◆ WHAT IS NEEDED: Output an exact reproduction of the data.

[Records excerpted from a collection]
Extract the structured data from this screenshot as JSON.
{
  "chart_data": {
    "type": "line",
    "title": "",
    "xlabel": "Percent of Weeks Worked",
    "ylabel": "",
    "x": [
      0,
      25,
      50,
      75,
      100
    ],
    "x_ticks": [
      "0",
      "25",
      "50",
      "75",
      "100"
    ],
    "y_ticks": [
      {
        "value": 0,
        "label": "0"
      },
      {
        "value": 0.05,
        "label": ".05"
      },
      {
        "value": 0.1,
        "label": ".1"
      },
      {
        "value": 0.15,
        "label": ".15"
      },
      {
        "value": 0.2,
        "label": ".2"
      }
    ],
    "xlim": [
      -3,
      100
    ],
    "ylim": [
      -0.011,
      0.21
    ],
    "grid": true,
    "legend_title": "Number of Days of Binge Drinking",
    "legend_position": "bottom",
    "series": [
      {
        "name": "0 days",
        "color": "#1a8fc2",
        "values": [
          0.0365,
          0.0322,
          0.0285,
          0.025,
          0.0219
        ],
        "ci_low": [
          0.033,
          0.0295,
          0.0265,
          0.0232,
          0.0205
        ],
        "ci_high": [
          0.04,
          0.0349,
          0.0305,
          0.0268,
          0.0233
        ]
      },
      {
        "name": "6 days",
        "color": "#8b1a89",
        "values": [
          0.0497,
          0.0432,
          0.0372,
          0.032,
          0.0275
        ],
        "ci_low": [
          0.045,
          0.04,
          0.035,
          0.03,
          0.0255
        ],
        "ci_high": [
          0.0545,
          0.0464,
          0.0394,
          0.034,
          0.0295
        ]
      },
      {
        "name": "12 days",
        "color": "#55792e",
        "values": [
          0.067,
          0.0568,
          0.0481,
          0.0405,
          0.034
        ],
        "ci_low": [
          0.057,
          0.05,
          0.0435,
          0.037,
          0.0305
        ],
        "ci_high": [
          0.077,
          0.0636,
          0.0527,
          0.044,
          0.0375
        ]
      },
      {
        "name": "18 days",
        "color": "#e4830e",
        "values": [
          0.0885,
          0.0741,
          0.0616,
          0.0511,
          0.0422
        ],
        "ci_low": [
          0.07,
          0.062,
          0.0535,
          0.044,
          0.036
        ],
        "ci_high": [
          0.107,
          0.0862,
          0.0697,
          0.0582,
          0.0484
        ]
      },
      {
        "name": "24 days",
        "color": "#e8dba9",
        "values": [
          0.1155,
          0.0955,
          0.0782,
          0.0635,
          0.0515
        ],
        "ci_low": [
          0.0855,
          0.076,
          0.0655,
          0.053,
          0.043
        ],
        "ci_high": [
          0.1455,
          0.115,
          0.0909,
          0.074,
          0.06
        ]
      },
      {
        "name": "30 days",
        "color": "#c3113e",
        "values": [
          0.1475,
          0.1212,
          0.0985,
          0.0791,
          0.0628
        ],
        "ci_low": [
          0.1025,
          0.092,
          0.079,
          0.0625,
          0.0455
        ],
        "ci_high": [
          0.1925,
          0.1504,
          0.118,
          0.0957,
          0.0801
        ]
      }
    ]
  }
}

◆ WRITTEN SOLUTION:
Extract the structured data from this screenshot as JSON.
{
  "chart_data": {
    "type": "line",
    "title": "",
    "xlabel": "Percent of Weeks Worked",
    "ylabel": "",
    "x": [
      0,
      25,
      50,
      75,
      100
    ],
    "x_ticks": [
      "0",
      "25",
      "50",
      "75",
      "100"
    ],
    "y_ticks": [
      {
        "value": 0,
        "label": "0"
      },
      {
        "value": 0.05,
        "label": ".05"
      },
      {
        "value": 0.1,
        "label": ".1"
      },
      {
        "value": 0.15,
        "label": ".15"
      },
      {
        "value": 0.2,
        "label": ".2"
      }
    ],
    "xlim": [
      -3,
      100
    ],
    "ylim": [
      -0.011,
      0.21
    ],
    "grid": true,
    "legend_title": "Number of Days of Binge Drinking",
    "legend_position": "bottom",
    "series": [
      {
        "name": "0 days",
        "color": "#1a8fc2",
        "values": [
          0.0365,
          0.0322,
          0.0285,
          0.025,
          0.0219
        ],
        "ci_low": [
          0.033,
          0.0295,
          0.0265,
          0.0232,
          0.0205
        ],
        "ci_high": [
          0.04,
          0.0349,
          0.0305,
          0.0268,
          0.0233
        ]
      },
      {
        "name": "6 days",
        "color": "#8b1a89",
        "values": [
          0.0497,
          0.0432,
          0.0372,
          0.032,
          0.0275
        ],
        "ci_low": [
          0.045,
          0.04,
          0.035,
          0.03,
          0.0255
        ],
        "ci_high": [
          0.0545,
          0.0464,
          0.0394,
          0.034,
          0.0295
        ]
      },
      {
        "name": "12 days",
        "color": "#55792e",
        "values": [
          0.067,
          0.0568,
          0.0481,
          0.0405,
          0.034
        ],
        "ci_low": [
          0.057,
          0.05,
          0.0435,
          0.037,
          0.0305
        ],
        "ci_high": [
          0.077,
          0.0636,
          0.0527,
          0.044,
          0.0375
        ]
      },
      {
        "name": "18 days",
        "color": "#e4830e",
        "values": [
          0.0885,
          0.0741,
          0.0616,
          0.0511,
          0.0422
        ],
        "ci_low": [
          0.07,
          0.062,
          0.0535,
          0.044,
          0.036
        ],
        "ci_high": [
          0.107,
          0.0862,
          0.0697,
          0.0582,
          0.0484
        ]
      },
      {
        "name": "24 days",
        "color": "#e8dba9",
        "values": [
          0.1155,
          0.0955,
          0.0782,
          0.0635,
          0.0515
        ],
        "ci_low": [
          0.0855,
          0.076,
          0.0655,
          0.053,
          0.043
        ],
        "ci_high": [
          0.1455,
          0.115,
          0.0909,
          0.074,
          0.06
        ]
      },
      {
        "name": "30 days",
        "color": "#c3113e",
        "values": [
          0.1475,
          0.1212,
          0.0985,
          0.0791,
          0.0628
        ],
        "ci_low": [
          0.1025,
          0.092,
          0.079,
          0.0625,
          0.0455
        ],
        "ci_high": [
          0.1925,
          0.1504,
          0.118,
          0.0957,
          0.0801
        ]
      }
    ]
  }
}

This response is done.